> [WHAT IS BEING ASKED]:
Search the material below for the word "Antik" and copy every line in which it occurs.
## Start STORED DATA
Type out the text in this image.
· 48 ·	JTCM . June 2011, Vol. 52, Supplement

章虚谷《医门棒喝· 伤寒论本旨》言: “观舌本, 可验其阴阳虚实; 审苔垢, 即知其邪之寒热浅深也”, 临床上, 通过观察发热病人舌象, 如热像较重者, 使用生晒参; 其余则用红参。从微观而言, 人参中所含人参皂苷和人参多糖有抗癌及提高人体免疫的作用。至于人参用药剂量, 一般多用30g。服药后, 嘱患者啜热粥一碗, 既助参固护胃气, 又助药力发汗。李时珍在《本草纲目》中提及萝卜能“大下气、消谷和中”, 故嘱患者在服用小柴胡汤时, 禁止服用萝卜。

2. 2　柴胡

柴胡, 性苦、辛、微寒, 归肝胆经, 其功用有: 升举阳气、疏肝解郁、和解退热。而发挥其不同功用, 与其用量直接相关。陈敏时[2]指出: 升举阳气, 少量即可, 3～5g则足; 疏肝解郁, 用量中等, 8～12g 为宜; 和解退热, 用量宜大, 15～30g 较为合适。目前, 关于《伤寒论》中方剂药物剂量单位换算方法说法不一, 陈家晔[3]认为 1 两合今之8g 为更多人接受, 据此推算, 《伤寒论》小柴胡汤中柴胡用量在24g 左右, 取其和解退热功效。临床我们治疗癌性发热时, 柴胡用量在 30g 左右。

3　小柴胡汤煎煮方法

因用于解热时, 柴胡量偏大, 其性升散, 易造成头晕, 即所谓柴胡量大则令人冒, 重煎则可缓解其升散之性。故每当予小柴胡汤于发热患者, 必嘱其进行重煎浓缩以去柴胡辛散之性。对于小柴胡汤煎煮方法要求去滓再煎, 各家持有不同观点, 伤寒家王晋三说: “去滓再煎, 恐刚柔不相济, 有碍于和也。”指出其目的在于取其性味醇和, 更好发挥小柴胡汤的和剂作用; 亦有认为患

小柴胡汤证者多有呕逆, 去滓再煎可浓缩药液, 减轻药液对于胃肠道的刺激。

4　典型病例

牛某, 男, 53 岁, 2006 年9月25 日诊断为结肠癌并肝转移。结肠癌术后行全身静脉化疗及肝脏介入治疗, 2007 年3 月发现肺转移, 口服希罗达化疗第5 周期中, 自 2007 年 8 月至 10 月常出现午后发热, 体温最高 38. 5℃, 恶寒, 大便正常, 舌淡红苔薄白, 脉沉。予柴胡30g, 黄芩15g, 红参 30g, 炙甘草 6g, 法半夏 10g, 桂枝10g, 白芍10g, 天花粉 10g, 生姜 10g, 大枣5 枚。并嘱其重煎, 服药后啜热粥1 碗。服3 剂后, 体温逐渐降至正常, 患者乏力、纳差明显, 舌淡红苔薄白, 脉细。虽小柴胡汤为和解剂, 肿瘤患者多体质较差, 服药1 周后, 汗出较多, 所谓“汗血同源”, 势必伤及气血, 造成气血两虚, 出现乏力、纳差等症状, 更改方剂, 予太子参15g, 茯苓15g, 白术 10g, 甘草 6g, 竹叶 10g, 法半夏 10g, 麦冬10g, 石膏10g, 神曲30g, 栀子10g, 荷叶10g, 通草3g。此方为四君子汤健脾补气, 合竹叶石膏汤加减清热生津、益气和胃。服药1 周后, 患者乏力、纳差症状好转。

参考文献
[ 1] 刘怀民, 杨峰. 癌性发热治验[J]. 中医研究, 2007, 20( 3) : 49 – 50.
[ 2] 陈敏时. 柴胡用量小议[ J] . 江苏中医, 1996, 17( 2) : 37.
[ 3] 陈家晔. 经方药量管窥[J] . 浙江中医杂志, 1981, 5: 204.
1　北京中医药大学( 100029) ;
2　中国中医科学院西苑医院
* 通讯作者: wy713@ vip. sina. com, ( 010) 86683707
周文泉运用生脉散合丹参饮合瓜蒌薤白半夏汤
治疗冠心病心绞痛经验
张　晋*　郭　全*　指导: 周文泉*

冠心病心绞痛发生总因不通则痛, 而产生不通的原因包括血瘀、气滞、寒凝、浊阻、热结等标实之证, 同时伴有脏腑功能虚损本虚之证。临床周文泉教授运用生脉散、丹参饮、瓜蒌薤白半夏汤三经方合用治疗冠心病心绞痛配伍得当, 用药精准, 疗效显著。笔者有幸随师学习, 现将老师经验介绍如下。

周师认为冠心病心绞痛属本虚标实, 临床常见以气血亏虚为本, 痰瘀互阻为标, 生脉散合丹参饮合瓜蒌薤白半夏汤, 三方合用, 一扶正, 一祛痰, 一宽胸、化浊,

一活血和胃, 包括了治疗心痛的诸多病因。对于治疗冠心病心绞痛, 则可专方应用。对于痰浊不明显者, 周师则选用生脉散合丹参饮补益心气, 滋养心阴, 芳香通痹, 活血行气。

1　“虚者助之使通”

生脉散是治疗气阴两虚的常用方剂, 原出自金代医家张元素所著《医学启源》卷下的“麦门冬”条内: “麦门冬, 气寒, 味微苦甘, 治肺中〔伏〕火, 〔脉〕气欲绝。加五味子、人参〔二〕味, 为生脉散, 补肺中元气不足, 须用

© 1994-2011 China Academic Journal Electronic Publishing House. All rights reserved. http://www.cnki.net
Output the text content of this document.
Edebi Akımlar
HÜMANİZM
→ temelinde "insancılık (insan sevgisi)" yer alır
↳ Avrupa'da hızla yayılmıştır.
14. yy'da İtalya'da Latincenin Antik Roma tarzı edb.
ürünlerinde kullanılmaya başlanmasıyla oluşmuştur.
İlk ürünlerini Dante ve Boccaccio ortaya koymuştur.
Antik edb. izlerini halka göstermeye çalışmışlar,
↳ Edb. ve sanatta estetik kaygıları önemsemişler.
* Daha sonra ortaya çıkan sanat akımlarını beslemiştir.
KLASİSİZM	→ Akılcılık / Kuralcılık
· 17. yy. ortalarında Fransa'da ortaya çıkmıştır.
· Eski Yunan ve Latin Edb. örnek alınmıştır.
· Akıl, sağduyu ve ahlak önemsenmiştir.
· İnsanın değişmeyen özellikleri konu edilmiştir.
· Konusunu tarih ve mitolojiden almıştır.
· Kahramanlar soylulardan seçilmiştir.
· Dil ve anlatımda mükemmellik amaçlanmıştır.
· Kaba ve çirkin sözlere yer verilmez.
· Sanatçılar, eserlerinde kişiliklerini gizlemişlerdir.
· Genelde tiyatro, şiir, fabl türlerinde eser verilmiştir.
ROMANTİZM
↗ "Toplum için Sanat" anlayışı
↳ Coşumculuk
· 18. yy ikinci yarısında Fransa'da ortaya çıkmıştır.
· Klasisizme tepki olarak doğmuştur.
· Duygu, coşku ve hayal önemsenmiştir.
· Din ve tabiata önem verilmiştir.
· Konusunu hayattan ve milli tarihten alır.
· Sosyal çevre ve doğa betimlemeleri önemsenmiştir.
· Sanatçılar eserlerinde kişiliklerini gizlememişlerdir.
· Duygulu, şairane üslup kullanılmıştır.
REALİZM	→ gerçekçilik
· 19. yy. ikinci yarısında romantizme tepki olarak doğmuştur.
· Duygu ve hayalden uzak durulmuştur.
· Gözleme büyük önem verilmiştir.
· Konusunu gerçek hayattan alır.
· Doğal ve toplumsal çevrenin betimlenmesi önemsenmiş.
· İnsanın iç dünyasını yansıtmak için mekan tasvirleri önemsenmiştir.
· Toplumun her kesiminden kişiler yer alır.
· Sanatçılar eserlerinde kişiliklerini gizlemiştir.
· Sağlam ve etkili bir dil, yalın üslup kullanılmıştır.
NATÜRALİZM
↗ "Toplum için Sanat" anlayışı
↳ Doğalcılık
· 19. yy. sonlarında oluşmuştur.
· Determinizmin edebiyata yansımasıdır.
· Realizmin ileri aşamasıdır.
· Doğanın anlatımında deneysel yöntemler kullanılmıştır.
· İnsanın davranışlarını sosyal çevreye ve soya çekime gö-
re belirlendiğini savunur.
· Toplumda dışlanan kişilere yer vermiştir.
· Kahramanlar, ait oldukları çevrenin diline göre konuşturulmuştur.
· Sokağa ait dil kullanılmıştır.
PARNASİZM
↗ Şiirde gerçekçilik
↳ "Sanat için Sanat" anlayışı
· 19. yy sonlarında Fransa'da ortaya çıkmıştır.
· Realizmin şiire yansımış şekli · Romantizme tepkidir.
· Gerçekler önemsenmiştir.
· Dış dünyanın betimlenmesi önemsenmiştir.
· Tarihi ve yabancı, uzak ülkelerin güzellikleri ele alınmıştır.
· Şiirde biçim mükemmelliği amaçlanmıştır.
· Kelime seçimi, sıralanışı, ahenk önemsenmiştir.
## End STORED DATA
> [RESPONSE TO THIS EXERCISE]:
14. yy'da İtalya'da Latincenin Antik Roma tarzı edb.
Antik edb. izlerini halka göstermeye çalışmışlar,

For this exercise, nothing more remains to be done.